Exercise requirements: Retype every one of the records below line for line, with each character unchanged.

───

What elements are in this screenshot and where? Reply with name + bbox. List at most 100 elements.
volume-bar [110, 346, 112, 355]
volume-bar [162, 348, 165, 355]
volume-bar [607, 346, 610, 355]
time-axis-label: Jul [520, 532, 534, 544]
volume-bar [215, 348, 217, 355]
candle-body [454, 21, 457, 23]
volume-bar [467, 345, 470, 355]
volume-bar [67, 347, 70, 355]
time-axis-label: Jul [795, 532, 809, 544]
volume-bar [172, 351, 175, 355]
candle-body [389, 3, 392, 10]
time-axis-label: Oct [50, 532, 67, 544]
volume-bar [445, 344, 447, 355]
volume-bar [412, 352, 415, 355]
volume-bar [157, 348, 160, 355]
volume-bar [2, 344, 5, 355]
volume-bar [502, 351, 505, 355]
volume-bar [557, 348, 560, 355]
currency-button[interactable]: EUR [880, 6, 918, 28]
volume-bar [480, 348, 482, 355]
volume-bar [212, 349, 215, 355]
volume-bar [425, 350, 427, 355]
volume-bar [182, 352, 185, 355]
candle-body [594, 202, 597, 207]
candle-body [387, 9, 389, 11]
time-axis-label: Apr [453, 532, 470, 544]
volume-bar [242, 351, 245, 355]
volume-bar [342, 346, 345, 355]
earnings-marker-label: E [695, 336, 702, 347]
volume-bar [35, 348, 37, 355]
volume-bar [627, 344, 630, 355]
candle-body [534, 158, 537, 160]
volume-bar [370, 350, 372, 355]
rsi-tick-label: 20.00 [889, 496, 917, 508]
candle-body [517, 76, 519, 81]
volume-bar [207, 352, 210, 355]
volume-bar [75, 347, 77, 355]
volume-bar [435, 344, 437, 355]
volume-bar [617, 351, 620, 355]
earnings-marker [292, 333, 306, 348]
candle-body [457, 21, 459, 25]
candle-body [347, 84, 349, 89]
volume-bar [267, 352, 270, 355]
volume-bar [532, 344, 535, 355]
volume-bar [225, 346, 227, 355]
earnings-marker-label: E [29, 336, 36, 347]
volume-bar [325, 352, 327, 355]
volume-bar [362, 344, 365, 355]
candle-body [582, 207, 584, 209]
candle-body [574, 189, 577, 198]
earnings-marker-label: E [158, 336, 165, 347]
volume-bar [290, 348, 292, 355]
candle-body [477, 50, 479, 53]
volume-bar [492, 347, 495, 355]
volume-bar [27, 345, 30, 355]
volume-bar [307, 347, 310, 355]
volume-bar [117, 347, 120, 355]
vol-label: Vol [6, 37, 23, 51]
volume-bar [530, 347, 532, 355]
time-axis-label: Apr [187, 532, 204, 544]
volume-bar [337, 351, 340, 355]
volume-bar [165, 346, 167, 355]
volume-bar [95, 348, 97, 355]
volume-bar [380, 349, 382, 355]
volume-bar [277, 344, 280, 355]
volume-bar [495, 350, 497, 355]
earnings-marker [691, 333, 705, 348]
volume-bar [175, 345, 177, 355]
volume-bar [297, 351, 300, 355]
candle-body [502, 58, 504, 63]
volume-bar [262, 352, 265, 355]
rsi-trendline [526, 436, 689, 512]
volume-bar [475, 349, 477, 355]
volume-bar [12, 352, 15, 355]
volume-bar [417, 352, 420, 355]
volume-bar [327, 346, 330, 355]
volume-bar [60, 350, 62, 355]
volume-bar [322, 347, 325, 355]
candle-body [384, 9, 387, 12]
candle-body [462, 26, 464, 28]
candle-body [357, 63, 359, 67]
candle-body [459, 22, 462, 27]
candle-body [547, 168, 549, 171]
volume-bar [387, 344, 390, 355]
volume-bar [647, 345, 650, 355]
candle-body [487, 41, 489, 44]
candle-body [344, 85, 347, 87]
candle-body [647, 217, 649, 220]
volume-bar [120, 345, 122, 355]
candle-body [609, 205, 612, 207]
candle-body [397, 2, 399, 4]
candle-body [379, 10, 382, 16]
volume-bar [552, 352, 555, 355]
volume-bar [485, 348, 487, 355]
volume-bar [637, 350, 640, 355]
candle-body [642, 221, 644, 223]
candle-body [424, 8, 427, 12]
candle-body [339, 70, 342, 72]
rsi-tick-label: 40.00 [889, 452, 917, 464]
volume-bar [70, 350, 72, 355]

───

Finished task:
What elements are in this screenshot and where? Reply with name + bbox. List at most 100 elements.
volume-bar [110, 346, 112, 355]
volume-bar [162, 348, 165, 355]
volume-bar [607, 346, 610, 355]
time-axis-label: Jul [520, 532, 534, 544]
volume-bar [215, 348, 217, 355]
candle-body [454, 21, 457, 23]
volume-bar [467, 345, 470, 355]
volume-bar [67, 347, 70, 355]
time-axis-label: Jul [795, 532, 809, 544]
volume-bar [172, 351, 175, 355]
candle-body [389, 3, 392, 10]
time-axis-label: Oct [50, 532, 67, 544]
volume-bar [445, 344, 447, 355]
volume-bar [412, 352, 415, 355]
volume-bar [157, 348, 160, 355]
volume-bar [2, 344, 5, 355]
volume-bar [502, 351, 505, 355]
volume-bar [557, 348, 560, 355]
currency-button[interactable]: EUR [880, 6, 918, 28]
volume-bar [480, 348, 482, 355]
volume-bar [212, 349, 215, 355]
volume-bar [425, 350, 427, 355]
volume-bar [182, 352, 185, 355]
candle-body [594, 202, 597, 207]
candle-body [387, 9, 389, 11]
time-axis-label: Apr [453, 532, 470, 544]
volume-bar [242, 351, 245, 355]
volume-bar [342, 346, 345, 355]
earnings-marker-label: E [695, 336, 702, 347]
volume-bar [35, 348, 37, 355]
volume-bar [627, 344, 630, 355]
candle-body [534, 158, 537, 160]
volume-bar [370, 350, 372, 355]
rsi-tick-label: 20.00 [889, 496, 917, 508]
candle-body [517, 76, 519, 81]
volume-bar [207, 352, 210, 355]
volume-bar [75, 347, 77, 355]
volume-bar [435, 344, 437, 355]
volume-bar [617, 351, 620, 355]
earnings-marker [292, 333, 306, 348]
candle-body [457, 21, 459, 25]
candle-body [347, 84, 349, 89]
volume-bar [267, 352, 270, 355]
volume-bar [532, 344, 535, 355]
volume-bar [225, 346, 227, 355]
earnings-marker-label: E [29, 336, 36, 347]
volume-bar [325, 352, 327, 355]
volume-bar [362, 344, 365, 355]
candle-body [582, 207, 584, 209]
candle-body [574, 189, 577, 198]
earnings-marker-label: E [158, 336, 165, 347]
volume-bar [290, 348, 292, 355]
candle-body [477, 50, 479, 53]
volume-bar [492, 347, 495, 355]
volume-bar [27, 345, 30, 355]
volume-bar [307, 347, 310, 355]
volume-bar [117, 347, 120, 355]
vol-label: Vol [6, 37, 23, 51]
volume-bar [530, 347, 532, 355]
time-axis-label: Apr [187, 532, 204, 544]
volume-bar [337, 351, 340, 355]
volume-bar [165, 346, 167, 355]
volume-bar [95, 348, 97, 355]
volume-bar [380, 349, 382, 355]
volume-bar [277, 344, 280, 355]
volume-bar [495, 350, 497, 355]
earnings-marker [691, 333, 705, 348]
volume-bar [175, 345, 177, 355]
volume-bar [297, 351, 300, 355]
candle-body [502, 58, 504, 63]
volume-bar [262, 352, 265, 355]
rsi-trendline [526, 436, 689, 512]
volume-bar [475, 349, 477, 355]
volume-bar [12, 352, 15, 355]
volume-bar [417, 352, 420, 355]
volume-bar [327, 346, 330, 355]
volume-bar [60, 350, 62, 355]
volume-bar [322, 347, 325, 355]
candle-body [384, 9, 387, 12]
candle-body [462, 26, 464, 28]
candle-body [357, 63, 359, 67]
candle-body [459, 22, 462, 27]
candle-body [547, 168, 549, 171]
volume-bar [387, 344, 390, 355]
volume-bar [647, 345, 650, 355]
candle-body [487, 41, 489, 44]
candle-body [344, 85, 347, 87]
candle-body [647, 217, 649, 220]
volume-bar [120, 345, 122, 355]
candle-body [609, 205, 612, 207]
candle-body [397, 2, 399, 4]
candle-body [379, 10, 382, 16]
volume-bar [552, 352, 555, 355]
volume-bar [485, 348, 487, 355]
volume-bar [637, 350, 640, 355]
candle-body [642, 221, 644, 223]
candle-body [424, 8, 427, 12]
candle-body [339, 70, 342, 72]
rsi-tick-label: 40.00 [889, 452, 917, 464]
volume-bar [70, 350, 72, 355]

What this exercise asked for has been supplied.